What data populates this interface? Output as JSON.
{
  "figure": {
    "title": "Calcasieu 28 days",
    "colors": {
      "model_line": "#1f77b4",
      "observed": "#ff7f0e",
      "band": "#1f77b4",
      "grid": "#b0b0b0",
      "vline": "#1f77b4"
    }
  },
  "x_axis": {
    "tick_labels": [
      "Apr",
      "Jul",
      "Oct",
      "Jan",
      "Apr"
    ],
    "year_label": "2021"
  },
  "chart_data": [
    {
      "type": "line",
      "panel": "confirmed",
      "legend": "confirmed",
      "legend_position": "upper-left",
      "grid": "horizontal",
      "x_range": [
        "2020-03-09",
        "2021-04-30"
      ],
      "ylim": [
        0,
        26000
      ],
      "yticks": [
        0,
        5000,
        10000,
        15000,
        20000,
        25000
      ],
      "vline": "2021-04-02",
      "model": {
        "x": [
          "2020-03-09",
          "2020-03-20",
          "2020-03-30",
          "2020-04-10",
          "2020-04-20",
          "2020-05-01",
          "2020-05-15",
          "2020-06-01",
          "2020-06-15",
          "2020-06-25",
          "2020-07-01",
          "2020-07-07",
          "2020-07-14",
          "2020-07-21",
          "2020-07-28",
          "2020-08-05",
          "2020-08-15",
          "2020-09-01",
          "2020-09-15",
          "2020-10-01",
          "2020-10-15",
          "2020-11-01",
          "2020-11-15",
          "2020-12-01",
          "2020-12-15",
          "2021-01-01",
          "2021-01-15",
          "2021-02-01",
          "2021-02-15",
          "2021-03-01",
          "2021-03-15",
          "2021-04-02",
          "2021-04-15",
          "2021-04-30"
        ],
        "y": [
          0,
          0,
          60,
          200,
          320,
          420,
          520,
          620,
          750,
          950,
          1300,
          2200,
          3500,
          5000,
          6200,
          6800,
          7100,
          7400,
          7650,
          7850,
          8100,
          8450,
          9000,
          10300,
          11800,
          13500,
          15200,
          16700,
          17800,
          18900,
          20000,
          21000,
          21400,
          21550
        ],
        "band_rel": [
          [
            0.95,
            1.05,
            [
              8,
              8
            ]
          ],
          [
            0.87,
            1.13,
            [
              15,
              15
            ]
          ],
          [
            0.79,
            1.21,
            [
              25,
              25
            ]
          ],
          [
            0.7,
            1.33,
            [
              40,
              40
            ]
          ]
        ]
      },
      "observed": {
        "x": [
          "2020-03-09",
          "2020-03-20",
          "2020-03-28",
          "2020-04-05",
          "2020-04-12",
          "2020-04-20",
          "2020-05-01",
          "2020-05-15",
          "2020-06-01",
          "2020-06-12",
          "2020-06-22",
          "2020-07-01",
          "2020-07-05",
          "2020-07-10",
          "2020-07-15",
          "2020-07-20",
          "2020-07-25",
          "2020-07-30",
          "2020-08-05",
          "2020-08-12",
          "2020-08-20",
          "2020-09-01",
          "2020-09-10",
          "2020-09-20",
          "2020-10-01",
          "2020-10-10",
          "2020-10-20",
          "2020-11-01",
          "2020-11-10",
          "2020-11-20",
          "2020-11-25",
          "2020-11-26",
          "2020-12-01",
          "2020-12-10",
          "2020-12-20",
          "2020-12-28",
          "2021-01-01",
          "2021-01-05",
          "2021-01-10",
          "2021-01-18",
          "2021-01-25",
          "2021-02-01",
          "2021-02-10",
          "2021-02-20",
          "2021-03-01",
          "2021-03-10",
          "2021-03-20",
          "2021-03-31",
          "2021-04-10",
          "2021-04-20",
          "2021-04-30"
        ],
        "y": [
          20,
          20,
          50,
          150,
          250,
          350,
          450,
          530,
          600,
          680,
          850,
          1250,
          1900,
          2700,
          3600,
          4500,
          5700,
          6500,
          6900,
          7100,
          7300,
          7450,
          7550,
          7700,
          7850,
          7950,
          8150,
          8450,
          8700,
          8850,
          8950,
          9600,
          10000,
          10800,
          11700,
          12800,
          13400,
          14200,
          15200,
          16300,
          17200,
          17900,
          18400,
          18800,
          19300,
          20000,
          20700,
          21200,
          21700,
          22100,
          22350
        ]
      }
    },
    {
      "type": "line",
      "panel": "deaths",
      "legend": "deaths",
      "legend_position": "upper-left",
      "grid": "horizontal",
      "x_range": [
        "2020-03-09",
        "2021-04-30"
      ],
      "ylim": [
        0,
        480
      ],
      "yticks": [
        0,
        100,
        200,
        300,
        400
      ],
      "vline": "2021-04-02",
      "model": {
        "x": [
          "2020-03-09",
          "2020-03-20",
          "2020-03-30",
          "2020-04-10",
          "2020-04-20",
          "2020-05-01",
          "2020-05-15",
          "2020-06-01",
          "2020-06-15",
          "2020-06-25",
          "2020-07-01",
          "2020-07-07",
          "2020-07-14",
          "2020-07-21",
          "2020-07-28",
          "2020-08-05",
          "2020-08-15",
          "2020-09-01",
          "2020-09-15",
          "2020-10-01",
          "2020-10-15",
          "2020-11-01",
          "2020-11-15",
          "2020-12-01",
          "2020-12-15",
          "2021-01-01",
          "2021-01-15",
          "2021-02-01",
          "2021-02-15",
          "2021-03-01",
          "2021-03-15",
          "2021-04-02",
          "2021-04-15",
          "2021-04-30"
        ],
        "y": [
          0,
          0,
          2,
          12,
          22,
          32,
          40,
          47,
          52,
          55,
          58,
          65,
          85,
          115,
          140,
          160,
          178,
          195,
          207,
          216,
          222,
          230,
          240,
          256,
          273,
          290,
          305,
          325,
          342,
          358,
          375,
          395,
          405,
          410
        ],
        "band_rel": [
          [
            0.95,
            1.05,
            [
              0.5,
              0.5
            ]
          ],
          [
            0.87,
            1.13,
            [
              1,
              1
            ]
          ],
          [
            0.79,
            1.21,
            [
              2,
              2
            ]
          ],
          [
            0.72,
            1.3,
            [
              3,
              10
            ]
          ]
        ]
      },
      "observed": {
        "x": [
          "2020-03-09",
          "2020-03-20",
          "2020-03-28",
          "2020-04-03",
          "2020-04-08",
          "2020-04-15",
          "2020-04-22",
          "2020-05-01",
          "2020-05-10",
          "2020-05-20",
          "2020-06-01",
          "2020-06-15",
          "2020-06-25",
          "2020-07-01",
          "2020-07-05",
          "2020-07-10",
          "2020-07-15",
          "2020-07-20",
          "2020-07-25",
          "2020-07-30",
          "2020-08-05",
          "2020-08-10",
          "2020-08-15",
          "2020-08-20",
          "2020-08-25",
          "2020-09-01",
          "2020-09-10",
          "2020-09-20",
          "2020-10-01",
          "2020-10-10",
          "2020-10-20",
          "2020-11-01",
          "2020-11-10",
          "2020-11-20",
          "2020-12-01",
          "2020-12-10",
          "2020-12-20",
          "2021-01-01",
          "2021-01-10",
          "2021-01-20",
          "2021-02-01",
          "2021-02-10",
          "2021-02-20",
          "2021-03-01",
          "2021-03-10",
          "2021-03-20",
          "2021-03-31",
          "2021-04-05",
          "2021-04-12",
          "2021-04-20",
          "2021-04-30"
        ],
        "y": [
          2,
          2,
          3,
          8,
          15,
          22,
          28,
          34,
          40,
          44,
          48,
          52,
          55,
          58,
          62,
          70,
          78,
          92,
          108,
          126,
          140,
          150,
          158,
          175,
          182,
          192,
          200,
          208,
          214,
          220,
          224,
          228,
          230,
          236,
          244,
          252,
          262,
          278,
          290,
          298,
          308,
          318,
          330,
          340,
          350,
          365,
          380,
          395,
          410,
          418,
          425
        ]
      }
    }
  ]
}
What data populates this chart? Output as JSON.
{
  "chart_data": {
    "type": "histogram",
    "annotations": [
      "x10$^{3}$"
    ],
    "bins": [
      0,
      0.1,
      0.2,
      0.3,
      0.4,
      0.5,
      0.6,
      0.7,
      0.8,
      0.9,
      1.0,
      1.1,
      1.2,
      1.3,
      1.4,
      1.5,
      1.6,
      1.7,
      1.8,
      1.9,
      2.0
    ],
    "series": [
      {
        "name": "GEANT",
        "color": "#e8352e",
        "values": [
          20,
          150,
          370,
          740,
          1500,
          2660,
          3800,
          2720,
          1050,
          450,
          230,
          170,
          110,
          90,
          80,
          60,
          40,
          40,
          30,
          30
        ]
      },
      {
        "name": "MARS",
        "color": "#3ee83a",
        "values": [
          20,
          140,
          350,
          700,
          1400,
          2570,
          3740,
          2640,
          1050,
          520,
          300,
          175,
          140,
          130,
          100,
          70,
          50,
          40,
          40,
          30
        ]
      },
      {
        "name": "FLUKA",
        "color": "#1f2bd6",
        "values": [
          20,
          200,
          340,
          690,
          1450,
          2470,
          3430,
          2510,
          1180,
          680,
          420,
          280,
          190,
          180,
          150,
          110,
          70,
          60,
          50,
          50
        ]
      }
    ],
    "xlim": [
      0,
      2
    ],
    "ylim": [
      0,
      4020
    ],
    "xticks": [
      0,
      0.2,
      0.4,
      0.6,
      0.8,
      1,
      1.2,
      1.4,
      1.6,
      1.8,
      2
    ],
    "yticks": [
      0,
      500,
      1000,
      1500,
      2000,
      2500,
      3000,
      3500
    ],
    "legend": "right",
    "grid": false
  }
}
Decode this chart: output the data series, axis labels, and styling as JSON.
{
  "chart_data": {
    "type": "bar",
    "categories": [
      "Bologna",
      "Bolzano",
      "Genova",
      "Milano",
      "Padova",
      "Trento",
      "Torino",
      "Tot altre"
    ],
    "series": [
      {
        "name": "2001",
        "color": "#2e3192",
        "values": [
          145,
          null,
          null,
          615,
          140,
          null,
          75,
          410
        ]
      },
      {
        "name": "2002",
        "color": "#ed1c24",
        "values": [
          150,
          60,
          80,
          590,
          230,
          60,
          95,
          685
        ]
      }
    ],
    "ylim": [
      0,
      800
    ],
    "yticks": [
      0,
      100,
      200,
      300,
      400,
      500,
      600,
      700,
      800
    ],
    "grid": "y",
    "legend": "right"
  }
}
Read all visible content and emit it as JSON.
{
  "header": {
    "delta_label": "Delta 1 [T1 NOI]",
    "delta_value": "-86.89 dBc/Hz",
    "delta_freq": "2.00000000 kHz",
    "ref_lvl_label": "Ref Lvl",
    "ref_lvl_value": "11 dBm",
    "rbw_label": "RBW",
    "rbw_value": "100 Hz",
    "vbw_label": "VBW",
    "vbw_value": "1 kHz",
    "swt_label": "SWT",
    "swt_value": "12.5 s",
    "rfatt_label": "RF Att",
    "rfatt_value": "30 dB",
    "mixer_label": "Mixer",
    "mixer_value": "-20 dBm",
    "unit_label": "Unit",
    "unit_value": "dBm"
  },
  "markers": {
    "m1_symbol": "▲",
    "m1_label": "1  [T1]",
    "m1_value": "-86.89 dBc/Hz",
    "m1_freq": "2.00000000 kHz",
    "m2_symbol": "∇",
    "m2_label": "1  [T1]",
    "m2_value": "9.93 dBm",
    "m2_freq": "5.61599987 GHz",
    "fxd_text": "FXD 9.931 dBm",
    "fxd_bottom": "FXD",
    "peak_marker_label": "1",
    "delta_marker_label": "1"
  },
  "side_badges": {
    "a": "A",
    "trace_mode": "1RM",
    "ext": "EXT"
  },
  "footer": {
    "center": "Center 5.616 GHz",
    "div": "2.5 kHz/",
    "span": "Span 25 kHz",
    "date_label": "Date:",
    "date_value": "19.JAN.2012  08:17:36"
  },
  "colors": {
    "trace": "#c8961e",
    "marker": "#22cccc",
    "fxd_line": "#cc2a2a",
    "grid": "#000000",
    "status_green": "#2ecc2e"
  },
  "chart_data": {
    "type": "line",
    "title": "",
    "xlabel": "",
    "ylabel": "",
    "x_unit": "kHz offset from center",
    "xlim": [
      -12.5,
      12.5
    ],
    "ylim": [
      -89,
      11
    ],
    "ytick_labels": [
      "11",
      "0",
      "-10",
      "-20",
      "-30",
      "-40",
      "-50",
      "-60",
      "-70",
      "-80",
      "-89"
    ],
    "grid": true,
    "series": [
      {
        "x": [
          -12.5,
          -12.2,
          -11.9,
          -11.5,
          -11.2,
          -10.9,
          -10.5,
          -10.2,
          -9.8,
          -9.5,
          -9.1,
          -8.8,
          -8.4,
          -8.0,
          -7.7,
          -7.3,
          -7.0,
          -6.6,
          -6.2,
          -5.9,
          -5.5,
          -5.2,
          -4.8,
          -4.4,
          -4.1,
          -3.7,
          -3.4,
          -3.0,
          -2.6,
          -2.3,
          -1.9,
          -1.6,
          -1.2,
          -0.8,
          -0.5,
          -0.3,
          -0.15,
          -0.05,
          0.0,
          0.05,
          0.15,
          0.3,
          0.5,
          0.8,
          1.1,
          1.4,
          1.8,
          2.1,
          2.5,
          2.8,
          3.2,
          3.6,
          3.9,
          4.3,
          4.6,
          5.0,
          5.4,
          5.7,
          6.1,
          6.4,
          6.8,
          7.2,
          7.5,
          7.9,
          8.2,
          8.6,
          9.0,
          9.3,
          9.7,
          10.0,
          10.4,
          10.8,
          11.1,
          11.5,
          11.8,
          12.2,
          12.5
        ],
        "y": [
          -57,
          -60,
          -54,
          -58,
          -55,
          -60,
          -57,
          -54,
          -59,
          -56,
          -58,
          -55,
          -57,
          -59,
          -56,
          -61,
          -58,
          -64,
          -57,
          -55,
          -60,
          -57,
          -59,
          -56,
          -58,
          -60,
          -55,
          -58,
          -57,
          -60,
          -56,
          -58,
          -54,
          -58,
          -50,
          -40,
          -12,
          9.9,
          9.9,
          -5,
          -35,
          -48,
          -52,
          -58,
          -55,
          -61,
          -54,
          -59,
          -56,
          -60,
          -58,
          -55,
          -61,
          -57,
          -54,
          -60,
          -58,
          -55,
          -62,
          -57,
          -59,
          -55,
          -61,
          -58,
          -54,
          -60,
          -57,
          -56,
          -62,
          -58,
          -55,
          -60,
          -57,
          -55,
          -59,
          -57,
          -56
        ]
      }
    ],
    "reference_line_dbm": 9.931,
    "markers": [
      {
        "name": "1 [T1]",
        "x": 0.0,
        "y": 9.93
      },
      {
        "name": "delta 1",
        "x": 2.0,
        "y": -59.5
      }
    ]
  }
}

§ §

SET PROBLEM —
What is the number of lines in the listing that contain the string "JSON"? Reply with that number alone.

WRITTEN ANSWER —
4